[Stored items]
+ + + + +
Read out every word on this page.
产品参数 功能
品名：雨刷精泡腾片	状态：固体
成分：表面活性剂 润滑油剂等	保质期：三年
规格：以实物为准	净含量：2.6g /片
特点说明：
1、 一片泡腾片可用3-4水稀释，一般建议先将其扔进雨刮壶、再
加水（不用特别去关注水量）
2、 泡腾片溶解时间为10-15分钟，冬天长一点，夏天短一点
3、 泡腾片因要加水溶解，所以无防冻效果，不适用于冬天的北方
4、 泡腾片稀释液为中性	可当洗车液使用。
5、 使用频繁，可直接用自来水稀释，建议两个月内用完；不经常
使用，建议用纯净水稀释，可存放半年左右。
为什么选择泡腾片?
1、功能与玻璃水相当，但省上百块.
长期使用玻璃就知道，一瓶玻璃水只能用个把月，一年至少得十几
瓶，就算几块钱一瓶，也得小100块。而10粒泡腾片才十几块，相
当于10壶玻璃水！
+ + + + +
Each line of the material above needs to be quoted exactly, please.

Read out every word on this page.
产品参数 功能
品名：雨刷精泡腾片	状态：固体
成分：表面活性剂 润滑油剂等	保质期：三年
规格：以实物为准	净含量：2.6g /片
特点说明：
1、 一片泡腾片可用3-4水稀释，一般建议先将其扔进雨刮壶、再
加水（不用特别去关注水量）
2、 泡腾片溶解时间为10-15分钟，冬天长一点，夏天短一点
3、 泡腾片因要加水溶解，所以无防冻效果，不适用于冬天的北方
4、 泡腾片稀释液为中性	可当洗车液使用。
5、 使用频繁，可直接用自来水稀释，建议两个月内用完；不经常
使用，建议用纯净水稀释，可存放半年左右。
为什么选择泡腾片?
1、功能与玻璃水相当，但省上百块.
长期使用玻璃就知道，一瓶玻璃水只能用个把月，一年至少得十几
瓶，就算几块钱一瓶，也得小100块。而10粒泡腾片才十几块，相
当于10壶玻璃水！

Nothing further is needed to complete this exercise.